_DATASET CONTENT_:

------------------------------------------------------------

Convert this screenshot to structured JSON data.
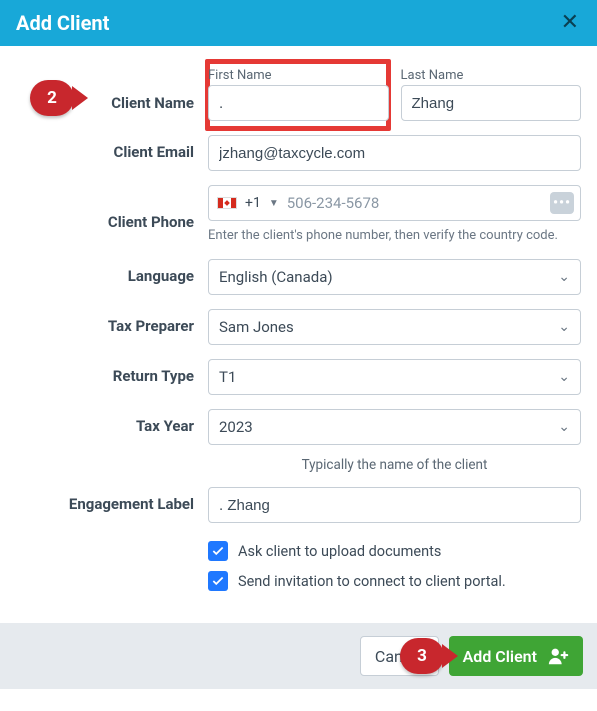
{
  "header": {
    "title": "Add Client"
  },
  "callouts": {
    "step2": "2",
    "step3": "3"
  },
  "labels": {
    "clientName": "Client Name",
    "firstName": "First Name",
    "lastName": "Last Name",
    "clientEmail": "Client Email",
    "clientPhone": "Client Phone",
    "language": "Language",
    "taxPreparer": "Tax Preparer",
    "returnType": "Return Type",
    "taxYear": "Tax Year",
    "engagementLabel": "Engagement Label"
  },
  "values": {
    "firstName": ".",
    "lastName": "Zhang",
    "email": "jzhang@taxcycle.com",
    "dialCode": "+1",
    "phone": "506-234-5678",
    "language": "English (Canada)",
    "taxPreparer": "Sam Jones",
    "returnType": "T1",
    "taxYear": "2023",
    "engagementLabel": ". Zhang"
  },
  "hints": {
    "phone": "Enter the client's phone number, then verify the country code.",
    "engagement": "Typically the name of the client"
  },
  "checks": {
    "uploadDocs": "Ask client to upload documents",
    "sendInvite": "Send invitation to connect to client portal."
  },
  "footer": {
    "cancel": "Cancel",
    "addClient": "Add Client"
  }
}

------------------------------------------------------------

_TASK PROMPT_: From the material above, copy everything exactly but the pictures.

_RESULT_:
Convert this screenshot to structured JSON data.
{
  "header": {
    "title": "Add Client"
  },
  "callouts": {
    "step2": "2",
    "step3": "3"
  },
  "labels": {
    "clientName": "Client Name",
    "firstName": "First Name",
    "lastName": "Last Name",
    "clientEmail": "Client Email",
    "clientPhone": "Client Phone",
    "language": "Language",
    "taxPreparer": "Tax Preparer",
    "returnType": "Return Type",
    "taxYear": "Tax Year",
    "engagementLabel": "Engagement Label"
  },
  "values": {
    "firstName": ".",
    "lastName": "Zhang",
    "email": "jzhang@taxcycle.com",
    "dialCode": "+1",
    "phone": "506-234-5678",
    "language": "English (Canada)",
    "taxPreparer": "Sam Jones",
    "returnType": "T1",
    "taxYear": "2023",
    "engagementLabel": ". Zhang"
  },
  "hints": {
    "phone": "Enter the client's phone number, then verify the country code.",
    "engagement": "Typically the name of the client"
  },
  "checks": {
    "uploadDocs": "Ask client to upload documents",
    "sendInvite": "Send invitation to connect to client portal."
  },
  "footer": {
    "cancel": "Cancel",
    "addClient": "Add Client"
  }
}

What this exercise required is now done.